-- start DATA EXCERPTS --

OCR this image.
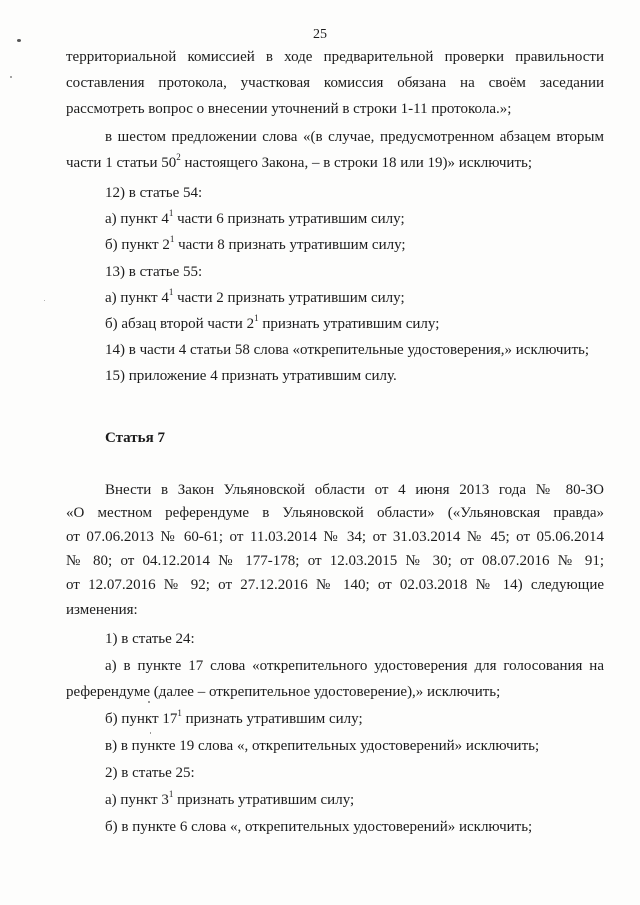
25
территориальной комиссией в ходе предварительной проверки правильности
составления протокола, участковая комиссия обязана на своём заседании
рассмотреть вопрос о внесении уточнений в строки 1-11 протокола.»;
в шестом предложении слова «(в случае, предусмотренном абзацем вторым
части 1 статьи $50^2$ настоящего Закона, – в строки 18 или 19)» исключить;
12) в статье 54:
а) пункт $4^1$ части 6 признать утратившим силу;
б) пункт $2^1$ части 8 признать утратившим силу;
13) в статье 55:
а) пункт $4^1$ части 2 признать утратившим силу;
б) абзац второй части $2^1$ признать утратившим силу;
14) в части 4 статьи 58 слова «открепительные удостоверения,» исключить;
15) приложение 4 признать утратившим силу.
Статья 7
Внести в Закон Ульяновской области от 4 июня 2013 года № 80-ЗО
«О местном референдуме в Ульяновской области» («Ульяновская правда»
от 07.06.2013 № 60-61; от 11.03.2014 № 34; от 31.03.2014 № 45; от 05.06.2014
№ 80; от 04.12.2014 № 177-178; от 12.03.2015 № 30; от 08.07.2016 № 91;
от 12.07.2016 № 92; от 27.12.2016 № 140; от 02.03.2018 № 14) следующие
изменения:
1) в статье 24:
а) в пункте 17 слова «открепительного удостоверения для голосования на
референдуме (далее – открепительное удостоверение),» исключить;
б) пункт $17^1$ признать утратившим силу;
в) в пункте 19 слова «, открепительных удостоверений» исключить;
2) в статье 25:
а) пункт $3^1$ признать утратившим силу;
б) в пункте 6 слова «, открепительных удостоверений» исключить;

-- end DATA EXCERPTS --

Find the lines containing "пункте" and list every one of them.

### REPLY
а) в пункте 17 слова «открепительного удостоверения для голосования на
в) в пункте 19 слова «, открепительных удостоверений» исключить;
б) в пункте 6 слова «, открепительных удостоверений» исключить;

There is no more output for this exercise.